◆ Job:
Reproduce each line bearing the word "eggs".

Dataset entries

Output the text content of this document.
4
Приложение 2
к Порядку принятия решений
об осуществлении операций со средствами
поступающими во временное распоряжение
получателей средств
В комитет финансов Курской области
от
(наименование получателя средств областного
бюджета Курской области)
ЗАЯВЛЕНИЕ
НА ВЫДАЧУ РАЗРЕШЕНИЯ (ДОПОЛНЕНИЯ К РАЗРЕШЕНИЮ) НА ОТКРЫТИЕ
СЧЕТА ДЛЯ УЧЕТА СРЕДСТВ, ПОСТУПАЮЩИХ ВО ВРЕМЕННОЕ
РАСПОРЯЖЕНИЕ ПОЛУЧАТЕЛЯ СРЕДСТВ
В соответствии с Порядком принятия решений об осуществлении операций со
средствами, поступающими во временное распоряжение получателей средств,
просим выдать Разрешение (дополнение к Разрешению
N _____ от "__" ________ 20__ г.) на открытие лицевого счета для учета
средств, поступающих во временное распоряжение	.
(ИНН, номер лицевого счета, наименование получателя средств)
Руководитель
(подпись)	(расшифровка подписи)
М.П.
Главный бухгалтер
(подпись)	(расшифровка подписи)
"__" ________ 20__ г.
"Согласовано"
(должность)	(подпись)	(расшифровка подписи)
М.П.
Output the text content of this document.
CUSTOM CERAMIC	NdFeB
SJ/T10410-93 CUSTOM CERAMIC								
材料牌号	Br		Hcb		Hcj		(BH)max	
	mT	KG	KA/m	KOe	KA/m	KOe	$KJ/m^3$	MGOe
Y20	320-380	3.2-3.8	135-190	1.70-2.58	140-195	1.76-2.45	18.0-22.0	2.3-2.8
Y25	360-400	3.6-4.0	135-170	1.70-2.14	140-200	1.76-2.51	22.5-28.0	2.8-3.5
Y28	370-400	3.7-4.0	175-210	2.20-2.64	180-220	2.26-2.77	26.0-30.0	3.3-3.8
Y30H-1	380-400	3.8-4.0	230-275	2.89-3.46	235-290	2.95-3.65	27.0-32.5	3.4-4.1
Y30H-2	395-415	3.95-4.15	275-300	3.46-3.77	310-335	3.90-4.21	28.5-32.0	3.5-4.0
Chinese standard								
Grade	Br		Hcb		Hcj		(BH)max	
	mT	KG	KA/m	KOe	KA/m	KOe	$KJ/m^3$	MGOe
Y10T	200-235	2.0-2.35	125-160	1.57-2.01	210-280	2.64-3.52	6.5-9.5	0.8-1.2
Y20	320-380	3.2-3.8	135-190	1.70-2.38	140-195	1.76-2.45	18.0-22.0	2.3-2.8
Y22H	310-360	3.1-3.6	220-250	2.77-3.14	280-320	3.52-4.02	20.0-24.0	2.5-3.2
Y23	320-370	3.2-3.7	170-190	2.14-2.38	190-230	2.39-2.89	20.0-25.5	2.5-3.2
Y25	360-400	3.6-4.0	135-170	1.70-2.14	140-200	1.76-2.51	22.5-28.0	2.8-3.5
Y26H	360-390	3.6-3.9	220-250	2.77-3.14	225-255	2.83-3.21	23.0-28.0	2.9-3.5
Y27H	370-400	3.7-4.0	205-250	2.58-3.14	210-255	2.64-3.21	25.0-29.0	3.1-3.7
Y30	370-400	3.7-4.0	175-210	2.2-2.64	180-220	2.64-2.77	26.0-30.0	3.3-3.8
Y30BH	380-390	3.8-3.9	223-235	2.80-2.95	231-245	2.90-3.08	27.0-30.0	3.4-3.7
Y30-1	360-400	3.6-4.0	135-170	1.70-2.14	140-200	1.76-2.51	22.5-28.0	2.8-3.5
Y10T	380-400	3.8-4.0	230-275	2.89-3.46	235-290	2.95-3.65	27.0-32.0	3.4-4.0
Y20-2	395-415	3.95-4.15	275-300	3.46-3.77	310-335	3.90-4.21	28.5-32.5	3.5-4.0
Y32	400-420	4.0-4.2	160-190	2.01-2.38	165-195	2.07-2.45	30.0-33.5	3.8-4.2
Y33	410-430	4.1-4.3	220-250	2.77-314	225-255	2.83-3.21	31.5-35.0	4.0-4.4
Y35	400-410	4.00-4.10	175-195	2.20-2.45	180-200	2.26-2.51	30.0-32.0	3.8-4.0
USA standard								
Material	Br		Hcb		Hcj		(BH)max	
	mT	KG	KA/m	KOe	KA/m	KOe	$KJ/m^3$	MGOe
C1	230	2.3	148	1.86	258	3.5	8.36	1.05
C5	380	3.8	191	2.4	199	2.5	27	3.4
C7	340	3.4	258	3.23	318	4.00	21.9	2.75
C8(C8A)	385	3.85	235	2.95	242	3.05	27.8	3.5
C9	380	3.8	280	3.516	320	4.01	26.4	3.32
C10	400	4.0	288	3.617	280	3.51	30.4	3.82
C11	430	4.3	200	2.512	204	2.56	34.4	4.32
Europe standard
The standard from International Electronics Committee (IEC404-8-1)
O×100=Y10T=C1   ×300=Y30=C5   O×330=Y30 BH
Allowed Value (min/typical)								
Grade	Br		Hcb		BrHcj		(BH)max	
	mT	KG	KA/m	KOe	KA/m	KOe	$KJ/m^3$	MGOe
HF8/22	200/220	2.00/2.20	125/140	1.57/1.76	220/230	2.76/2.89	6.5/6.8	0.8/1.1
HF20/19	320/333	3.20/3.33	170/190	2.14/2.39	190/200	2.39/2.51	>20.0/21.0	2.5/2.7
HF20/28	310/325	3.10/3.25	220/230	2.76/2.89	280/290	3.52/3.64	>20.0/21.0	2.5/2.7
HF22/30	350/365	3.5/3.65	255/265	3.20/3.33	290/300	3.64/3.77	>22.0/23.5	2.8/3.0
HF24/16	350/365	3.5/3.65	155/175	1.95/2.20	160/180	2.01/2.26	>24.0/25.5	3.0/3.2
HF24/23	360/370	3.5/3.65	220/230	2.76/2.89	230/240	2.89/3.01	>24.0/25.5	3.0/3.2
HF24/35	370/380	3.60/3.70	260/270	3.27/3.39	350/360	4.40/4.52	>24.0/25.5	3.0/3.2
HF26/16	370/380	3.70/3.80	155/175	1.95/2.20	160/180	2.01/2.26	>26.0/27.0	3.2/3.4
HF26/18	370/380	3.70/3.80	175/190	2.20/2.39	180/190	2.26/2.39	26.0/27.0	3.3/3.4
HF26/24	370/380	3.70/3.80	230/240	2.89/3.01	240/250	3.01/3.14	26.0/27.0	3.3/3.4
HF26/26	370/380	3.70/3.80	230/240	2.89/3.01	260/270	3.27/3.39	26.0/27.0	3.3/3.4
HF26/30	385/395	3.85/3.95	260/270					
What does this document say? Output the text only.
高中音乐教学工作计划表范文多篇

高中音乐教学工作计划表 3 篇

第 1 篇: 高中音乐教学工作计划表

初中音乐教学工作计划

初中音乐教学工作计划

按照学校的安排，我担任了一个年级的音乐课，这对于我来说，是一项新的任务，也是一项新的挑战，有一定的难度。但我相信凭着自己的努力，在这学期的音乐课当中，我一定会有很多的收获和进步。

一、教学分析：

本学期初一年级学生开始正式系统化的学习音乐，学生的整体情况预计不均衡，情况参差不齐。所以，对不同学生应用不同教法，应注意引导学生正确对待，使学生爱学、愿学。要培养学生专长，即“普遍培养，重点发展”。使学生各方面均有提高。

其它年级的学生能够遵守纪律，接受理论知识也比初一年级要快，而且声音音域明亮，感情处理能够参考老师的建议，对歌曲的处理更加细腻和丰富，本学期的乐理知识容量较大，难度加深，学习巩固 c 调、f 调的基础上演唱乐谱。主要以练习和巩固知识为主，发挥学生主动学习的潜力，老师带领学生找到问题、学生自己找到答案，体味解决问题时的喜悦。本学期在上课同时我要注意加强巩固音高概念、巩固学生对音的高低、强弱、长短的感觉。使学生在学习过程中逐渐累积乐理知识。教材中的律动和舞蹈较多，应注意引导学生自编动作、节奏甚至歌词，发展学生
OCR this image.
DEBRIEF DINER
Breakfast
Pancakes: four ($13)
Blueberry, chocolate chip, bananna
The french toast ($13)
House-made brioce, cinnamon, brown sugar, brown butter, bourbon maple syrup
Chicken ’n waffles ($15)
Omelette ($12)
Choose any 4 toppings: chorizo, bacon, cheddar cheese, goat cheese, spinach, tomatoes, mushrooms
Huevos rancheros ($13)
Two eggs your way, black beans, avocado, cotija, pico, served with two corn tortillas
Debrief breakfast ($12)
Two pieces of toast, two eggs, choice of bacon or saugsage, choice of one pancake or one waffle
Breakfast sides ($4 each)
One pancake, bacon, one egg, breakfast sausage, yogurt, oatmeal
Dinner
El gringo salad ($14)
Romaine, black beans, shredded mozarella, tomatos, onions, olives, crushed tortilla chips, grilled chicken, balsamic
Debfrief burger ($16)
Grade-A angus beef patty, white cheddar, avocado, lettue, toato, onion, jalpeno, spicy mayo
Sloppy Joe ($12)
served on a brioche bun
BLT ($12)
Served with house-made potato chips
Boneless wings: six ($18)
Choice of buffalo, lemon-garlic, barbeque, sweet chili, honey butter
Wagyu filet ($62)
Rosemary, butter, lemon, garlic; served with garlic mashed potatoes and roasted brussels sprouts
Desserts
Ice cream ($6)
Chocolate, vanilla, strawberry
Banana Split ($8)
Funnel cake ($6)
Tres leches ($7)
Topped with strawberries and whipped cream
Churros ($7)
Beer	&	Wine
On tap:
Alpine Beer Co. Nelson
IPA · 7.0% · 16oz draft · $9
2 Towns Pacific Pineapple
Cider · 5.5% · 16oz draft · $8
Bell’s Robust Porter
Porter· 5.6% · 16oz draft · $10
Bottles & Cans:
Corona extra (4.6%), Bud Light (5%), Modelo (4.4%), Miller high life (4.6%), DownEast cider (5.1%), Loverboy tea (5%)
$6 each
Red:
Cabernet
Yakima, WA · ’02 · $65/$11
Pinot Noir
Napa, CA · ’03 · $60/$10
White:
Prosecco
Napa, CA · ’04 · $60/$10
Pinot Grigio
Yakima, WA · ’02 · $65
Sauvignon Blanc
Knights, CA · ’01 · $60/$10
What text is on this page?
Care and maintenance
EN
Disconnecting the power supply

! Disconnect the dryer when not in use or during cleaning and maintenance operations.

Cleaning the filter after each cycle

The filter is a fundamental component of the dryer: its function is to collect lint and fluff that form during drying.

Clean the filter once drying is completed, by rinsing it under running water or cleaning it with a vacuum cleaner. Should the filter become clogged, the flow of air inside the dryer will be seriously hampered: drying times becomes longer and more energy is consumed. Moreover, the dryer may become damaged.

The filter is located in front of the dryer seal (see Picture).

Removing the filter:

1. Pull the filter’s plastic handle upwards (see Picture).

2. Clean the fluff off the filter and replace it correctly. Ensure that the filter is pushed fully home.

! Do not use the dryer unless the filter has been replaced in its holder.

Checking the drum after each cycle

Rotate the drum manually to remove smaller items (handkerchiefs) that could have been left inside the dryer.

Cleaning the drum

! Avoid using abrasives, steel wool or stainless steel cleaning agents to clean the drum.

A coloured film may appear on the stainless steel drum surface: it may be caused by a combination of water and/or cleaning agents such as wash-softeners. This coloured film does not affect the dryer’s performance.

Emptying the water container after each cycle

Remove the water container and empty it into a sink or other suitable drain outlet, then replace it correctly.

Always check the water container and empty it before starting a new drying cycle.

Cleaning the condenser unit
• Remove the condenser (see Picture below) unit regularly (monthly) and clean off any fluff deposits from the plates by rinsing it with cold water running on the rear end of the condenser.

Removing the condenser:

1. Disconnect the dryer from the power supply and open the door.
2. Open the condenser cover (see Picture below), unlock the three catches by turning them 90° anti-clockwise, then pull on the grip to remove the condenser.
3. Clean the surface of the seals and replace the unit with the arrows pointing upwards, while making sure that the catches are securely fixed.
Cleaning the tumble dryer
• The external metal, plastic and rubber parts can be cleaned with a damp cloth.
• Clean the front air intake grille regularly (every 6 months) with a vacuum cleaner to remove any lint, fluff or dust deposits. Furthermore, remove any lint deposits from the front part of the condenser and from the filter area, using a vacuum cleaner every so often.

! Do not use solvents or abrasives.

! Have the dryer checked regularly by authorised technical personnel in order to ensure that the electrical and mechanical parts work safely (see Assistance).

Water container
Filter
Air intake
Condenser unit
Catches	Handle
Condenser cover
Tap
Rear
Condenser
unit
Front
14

◆ Reply to the task:
Two eggs your way, black beans, avocado, cotija, pico, served with two corn tortillas
Two pieces of toast, two eggs, choice of bacon or saugsage, choice of one pancake or one waffle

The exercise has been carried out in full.